Dobbiamo chiederci dove sta andando il lavoro

Intervista al giuslavorista Michele Tiraboschi che sabato 23 marzo sarà il relatore dell'incontro organizzato da Confartigianato imprese Varese sul tema "flessibilità e crescita del capitale umano: il lavoro che cambia"

Michele Tiraboschi, professore di diritto del Lavoro all’Università di Modena e Reggio Emilia, sarà il protagonista, con il giornalista del "Corriere della Sera" Fabio Savelli, dell’incontro organizzato da Confartigianato imprese Varese, che si terrà sabato 23 marzo (inizio 10 e 30) al Teatro Condominio di Gallarate, sul tema "Flessibilità e crescita del capitale umano: il lavoro che cambia". L’incontro rientra in un ciclo di 6 appuntamenti in preparazione del  congresso degli Artigiani che si terrà al centro congressi Ville Ponti il 19 maggio prossimo.
Tiraboschi, giuslavorista di rango – è stato allievo del professor Luciano Spagnuolo Vigorita -, è anche coordinatore  del comitato scientifico di Adapt e direttore del centro studi internazionali e comparati "Marco Biagi", nonché commentatore del quotidiano economico "Il Sole24ore".

▶ **ISTRUZIONE A**
Trasforma in una lista JSON di stringhe le righe di dati che vanno da quella contenente "contour-label: 10600 <box>643" a quella contenente "meridian-line <box>195 172 465 329</box>", entrambe incluse. Usa una stringa per ogni riga e tralascia quelle vuote.

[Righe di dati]

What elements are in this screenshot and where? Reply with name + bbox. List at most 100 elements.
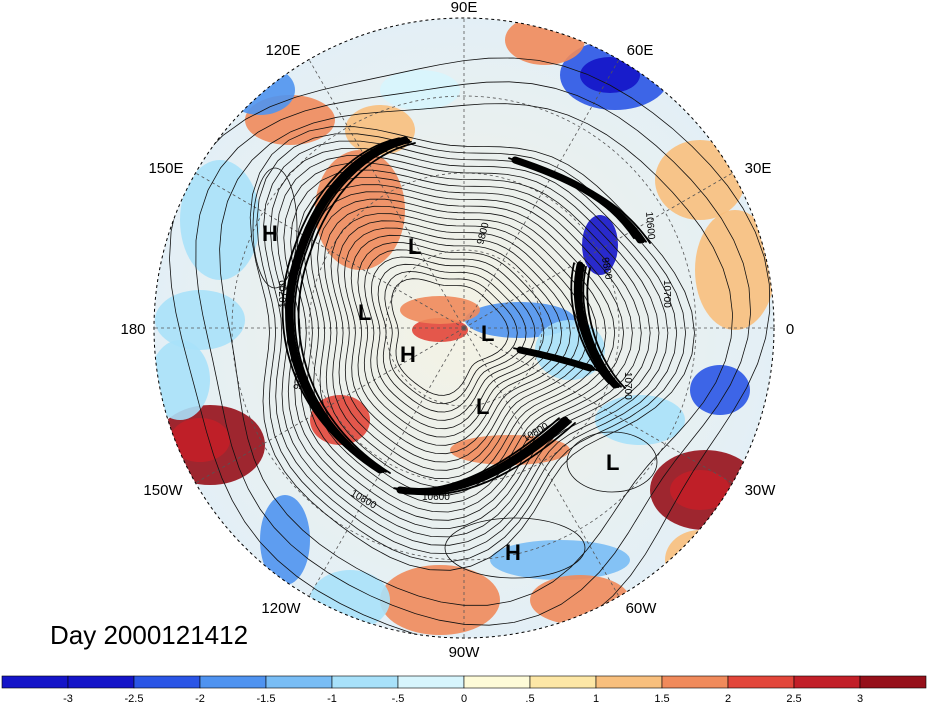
contour-label: 10600 <box>643 211 656 240</box>
height-contour <box>566 431 658 493</box>
jet-contours <box>281 136 651 496</box>
anomaly-patch <box>655 140 745 220</box>
low-pressure-marker: L <box>481 321 494 346</box>
height-contours <box>169 57 771 638</box>
longitude-labels: 90E 60E 30E 0 30W 60W 90W 120W 150W 180 … <box>120 0 794 661</box>
height-contour <box>357 242 554 438</box>
jet-contour <box>393 417 560 491</box>
meridian-line <box>195 172 465 329</box>
meridian-line <box>463 327 733 484</box>
height-contour <box>249 126 695 571</box>
colorbar-tick-label: -3 <box>63 693 73 702</box>
height-contour <box>317 198 607 488</box>
lon-label-150e: 150E <box>148 160 183 177</box>
lon-label-0: 0 <box>786 321 794 338</box>
colorbar-tick-label: 1 <box>593 693 599 702</box>
height-contour <box>323 205 598 480</box>
pressure-centers: H L L L H L L L H <box>262 221 619 565</box>
height-contour <box>343 227 571 455</box>
jet-contour <box>293 140 412 473</box>
colorbar-tick-label: 3 <box>857 693 863 702</box>
anomaly-patch <box>690 365 750 415</box>
high-pressure-marker: H <box>505 540 521 565</box>
latitude-circle <box>308 172 620 484</box>
lon-label-30w: 30W <box>745 482 777 499</box>
colorbar-tick-label: -1 <box>327 693 337 702</box>
jet-contour <box>524 162 651 244</box>
height-contour <box>350 234 563 446</box>
colorbar-tick-label: 1.5 <box>654 693 669 702</box>
lon-label-180: 180 <box>120 321 145 338</box>
jet-contour <box>401 418 570 495</box>
lon-label-120w: 120W <box>261 600 301 617</box>
meridian-line <box>308 59 465 329</box>
colorbar-swatch <box>331 675 399 689</box>
colorbar-swatch <box>859 675 927 689</box>
colorbar-tick-label: 0 <box>461 693 467 702</box>
date-title: Day 2000121412 <box>50 620 249 650</box>
colorbar-tick-label: -2.5 <box>125 693 144 702</box>
anomaly-field <box>154 18 774 638</box>
colorbar-swatch <box>463 675 531 689</box>
lon-label-150w: 150W <box>143 482 183 499</box>
anomaly-patch <box>580 57 640 93</box>
jet-contour <box>570 262 610 385</box>
latitude-circle <box>231 95 697 561</box>
height-contour <box>310 191 616 496</box>
jet-contour <box>405 420 572 495</box>
colorbar-swatch <box>265 675 333 689</box>
anomaly-patch <box>154 340 210 420</box>
low-pressure-marker: L <box>358 300 371 325</box>
anomaly-patch <box>260 495 310 585</box>
colorbar-tick-label: 2 <box>725 693 731 702</box>
colorbar-swatch <box>199 675 267 689</box>
anomaly-patch <box>400 296 480 324</box>
contour-label: 10700 <box>622 372 633 400</box>
colorbar-swatch <box>661 675 729 689</box>
height-contour <box>384 271 518 405</box>
lon-label-60w: 60W <box>626 600 658 617</box>
height-contour <box>195 81 752 626</box>
anomaly-patch <box>670 470 730 510</box>
colorbar-swatch <box>529 675 597 689</box>
jet-contour <box>289 138 410 473</box>
meridian-line <box>308 327 465 597</box>
height-contour <box>256 133 687 563</box>
colorbar-swatch <box>67 675 135 689</box>
jet-contour <box>297 142 416 474</box>
height-contour <box>330 213 589 471</box>
anomaly-patch <box>412 318 468 342</box>
disc-border <box>153 17 775 639</box>
jet-contour <box>582 265 622 388</box>
graticule <box>154 18 774 638</box>
height-contour <box>219 103 734 606</box>
contour-label: 10600 <box>422 492 450 503</box>
low-pressure-marker: L <box>476 394 489 419</box>
height-contour <box>337 220 580 463</box>
meridian-line <box>463 59 620 329</box>
contour-label: 10700 <box>278 280 289 308</box>
jet-contour <box>586 267 626 389</box>
high-pressure-marker: H <box>400 342 416 367</box>
anomaly-patch <box>530 575 630 625</box>
meridian-line <box>195 327 465 484</box>
height-contour <box>391 278 509 396</box>
colorbar-tick-label: -2 <box>195 693 205 702</box>
anomaly-patch <box>380 70 460 110</box>
colorbar-tick-label: 2.5 <box>786 693 801 702</box>
colorbar: -3 -2.5 -2 -1.5 -1 -.5 0 .5 1 1.5 2 2.5 3 <box>1 675 927 702</box>
height-contour <box>370 256 536 421</box>
anomaly-patch <box>490 540 630 580</box>
colorbar-tick-label: .5 <box>525 693 534 702</box>
colorbar-swatch <box>595 675 663 689</box>
height-contour <box>364 249 545 430</box>
height-contour <box>444 517 586 579</box>
anomaly-patch <box>665 530 735 590</box>
colorbar-swatch <box>793 675 861 689</box>
height-contour <box>252 167 298 289</box>
colorbar-swatch <box>397 675 465 689</box>
low-pressure-marker: L <box>408 234 421 259</box>
height-contour <box>169 57 771 638</box>
colorbar-swatch <box>727 675 795 689</box>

▶ **ISTRUZIONE B**
Elenca le persone a cui l'articolo sull'incontro con Michele Tiraboschi attribuisce una professione, indicando per ciascuna la professione riportata.

▶ **RISULTATO A**
[
  "contour-label: 10600 <box>643 211 656 240</box>",
  "height-contour <box>566 431 658 493</box>",
  "jet-contours <box>281 136 651 496</box>",
  "anomaly-patch <box>655 140 745 220</box>",
  "low-pressure-marker: L <box>481 321 494 346</box>",
  "height-contours <box>169 57 771 638</box>",
  "longitude-labels: 90E 60E 30E 0 30W 60W 90W 120W 150W 180 … <box>120 0 794 661</box>",
  "height-contour <box>357 242 554 438</box>",
  "jet-contour <box>393 417 560 491</box>",
  "meridian-line <box>195 172 465 329</box>"
]

▶ **RISULTATO B**
- Michele Tiraboschi: professore di diritto del Lavoro all'Università di Modena e Reggio Emilia
- Fabio Savelli: giornalista del "Corriere della Sera"
- Luciano Spagnuolo Vigorita: professore